## EXERCISE BRIEF
Reproduce verbatim only the lines from the one containing "Read this page and output its text content." through the last line below, both included.

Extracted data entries
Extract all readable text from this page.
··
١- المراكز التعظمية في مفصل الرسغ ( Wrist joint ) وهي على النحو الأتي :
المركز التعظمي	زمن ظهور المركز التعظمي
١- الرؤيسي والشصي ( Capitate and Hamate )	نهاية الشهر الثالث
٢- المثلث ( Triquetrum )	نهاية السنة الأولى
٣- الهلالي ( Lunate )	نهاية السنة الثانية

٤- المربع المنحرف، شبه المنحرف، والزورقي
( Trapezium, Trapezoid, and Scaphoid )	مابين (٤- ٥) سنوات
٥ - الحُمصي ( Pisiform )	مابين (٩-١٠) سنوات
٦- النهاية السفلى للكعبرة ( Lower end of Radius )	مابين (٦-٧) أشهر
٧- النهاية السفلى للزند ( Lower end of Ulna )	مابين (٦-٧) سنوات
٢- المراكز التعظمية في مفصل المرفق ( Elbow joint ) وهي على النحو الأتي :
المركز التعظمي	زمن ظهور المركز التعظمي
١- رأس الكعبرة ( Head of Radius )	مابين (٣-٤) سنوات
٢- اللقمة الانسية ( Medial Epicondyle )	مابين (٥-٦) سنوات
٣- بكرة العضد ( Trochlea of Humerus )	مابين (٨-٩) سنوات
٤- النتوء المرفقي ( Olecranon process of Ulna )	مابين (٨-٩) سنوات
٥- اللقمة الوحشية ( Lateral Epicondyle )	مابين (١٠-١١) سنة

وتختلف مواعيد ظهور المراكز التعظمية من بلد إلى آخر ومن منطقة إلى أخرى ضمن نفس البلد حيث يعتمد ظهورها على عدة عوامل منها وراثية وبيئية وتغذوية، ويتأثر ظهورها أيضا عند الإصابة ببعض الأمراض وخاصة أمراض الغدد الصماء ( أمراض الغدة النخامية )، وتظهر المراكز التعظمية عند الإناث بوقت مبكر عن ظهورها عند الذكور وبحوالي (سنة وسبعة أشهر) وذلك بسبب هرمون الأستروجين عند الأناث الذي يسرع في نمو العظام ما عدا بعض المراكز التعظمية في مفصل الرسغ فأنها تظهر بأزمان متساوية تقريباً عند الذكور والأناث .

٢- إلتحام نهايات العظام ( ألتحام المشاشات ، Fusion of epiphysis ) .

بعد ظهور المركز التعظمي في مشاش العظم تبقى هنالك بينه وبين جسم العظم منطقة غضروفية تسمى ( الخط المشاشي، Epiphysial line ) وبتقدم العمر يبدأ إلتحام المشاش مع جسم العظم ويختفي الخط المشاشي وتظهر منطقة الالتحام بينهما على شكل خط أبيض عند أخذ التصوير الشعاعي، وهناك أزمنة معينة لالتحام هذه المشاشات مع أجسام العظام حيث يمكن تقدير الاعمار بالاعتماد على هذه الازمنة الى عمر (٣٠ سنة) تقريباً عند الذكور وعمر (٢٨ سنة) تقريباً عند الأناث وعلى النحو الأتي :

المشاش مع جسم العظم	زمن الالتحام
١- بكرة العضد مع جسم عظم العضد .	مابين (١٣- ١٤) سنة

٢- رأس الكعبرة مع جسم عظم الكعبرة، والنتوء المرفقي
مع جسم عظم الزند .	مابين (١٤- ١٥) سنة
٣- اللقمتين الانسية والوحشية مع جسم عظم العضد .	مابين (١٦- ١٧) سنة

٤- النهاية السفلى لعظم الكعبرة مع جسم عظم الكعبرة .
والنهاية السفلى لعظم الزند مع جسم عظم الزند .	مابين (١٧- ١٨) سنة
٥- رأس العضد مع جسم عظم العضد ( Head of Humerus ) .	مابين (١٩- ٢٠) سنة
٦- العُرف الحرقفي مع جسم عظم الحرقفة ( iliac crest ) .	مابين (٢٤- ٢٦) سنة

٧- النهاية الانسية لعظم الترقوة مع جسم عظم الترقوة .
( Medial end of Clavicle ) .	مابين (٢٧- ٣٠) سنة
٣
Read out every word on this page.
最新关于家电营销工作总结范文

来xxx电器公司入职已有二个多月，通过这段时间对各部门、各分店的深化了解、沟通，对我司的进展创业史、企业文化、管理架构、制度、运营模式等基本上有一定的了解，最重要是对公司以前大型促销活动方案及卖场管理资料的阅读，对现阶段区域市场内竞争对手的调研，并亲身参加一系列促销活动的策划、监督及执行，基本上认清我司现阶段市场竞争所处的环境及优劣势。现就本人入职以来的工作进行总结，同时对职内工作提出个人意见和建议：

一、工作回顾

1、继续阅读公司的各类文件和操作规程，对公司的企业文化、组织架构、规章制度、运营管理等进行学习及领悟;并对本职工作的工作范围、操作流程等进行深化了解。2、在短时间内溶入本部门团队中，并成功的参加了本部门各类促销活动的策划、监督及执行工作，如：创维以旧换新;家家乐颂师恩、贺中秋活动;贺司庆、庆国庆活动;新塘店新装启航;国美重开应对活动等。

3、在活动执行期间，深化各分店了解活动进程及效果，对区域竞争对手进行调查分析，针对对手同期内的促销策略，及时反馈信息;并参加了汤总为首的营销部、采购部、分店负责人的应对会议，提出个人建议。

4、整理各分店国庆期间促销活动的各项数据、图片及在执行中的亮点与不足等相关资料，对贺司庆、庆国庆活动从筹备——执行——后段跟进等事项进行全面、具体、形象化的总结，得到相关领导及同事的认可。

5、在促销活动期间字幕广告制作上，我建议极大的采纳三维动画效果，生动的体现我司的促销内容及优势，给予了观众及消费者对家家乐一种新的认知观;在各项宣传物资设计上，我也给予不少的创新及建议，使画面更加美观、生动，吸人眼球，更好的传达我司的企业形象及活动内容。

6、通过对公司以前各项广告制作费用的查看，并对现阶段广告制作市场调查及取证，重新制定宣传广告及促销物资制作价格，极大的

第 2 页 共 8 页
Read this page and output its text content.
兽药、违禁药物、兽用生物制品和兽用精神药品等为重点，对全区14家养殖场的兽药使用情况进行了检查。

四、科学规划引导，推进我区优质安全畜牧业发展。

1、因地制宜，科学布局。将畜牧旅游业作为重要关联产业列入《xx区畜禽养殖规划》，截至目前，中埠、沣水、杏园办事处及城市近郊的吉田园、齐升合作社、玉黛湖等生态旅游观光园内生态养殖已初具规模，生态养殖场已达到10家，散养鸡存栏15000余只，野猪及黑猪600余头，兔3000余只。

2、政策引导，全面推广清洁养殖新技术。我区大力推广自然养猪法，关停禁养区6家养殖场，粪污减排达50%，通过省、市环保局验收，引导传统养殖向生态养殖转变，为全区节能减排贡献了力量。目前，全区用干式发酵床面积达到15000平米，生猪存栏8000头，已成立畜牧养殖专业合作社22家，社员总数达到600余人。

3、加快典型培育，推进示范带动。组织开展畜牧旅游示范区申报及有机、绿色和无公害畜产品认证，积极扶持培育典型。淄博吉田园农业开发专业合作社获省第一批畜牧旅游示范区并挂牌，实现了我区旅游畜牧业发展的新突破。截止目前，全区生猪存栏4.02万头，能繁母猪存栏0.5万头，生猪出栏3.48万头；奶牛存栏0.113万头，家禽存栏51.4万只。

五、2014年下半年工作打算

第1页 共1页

## TASK RESPONSE
Read this page and output its text content.
兽药、违禁药物、兽用生物制品和兽用精神药品等为重点，对全区14家养殖场的兽药使用情况进行了检查。

四、科学规划引导，推进我区优质安全畜牧业发展。

1、因地制宜，科学布局。将畜牧旅游业作为重要关联产业列入《xx区畜禽养殖规划》，截至目前，中埠、沣水、杏园办事处及城市近郊的吉田园、齐升合作社、玉黛湖等生态旅游观光园内生态养殖已初具规模，生态养殖场已达到10家，散养鸡存栏15000余只，野猪及黑猪600余头，兔3000余只。

2、政策引导，全面推广清洁养殖新技术。我区大力推广自然养猪法，关停禁养区6家养殖场，粪污减排达50%，通过省、市环保局验收，引导传统养殖向生态养殖转变，为全区节能减排贡献了力量。目前，全区用干式发酵床面积达到15000平米，生猪存栏8000头，已成立畜牧养殖专业合作社22家，社员总数达到600余人。

3、加快典型培育，推进示范带动。组织开展畜牧旅游示范区申报及有机、绿色和无公害畜产品认证，积极扶持培育典型。淄博吉田园农业开发专业合作社获省第一批畜牧旅游示范区并挂牌，实现了我区旅游畜牧业发展的新突破。截止目前，全区生猪存栏4.02万头，能繁母猪存栏0.5万头，生猪出栏3.48万头；奶牛存栏0.113万头，家禽存栏51.4万只。

五、2014年下半年工作打算

第1页 共1页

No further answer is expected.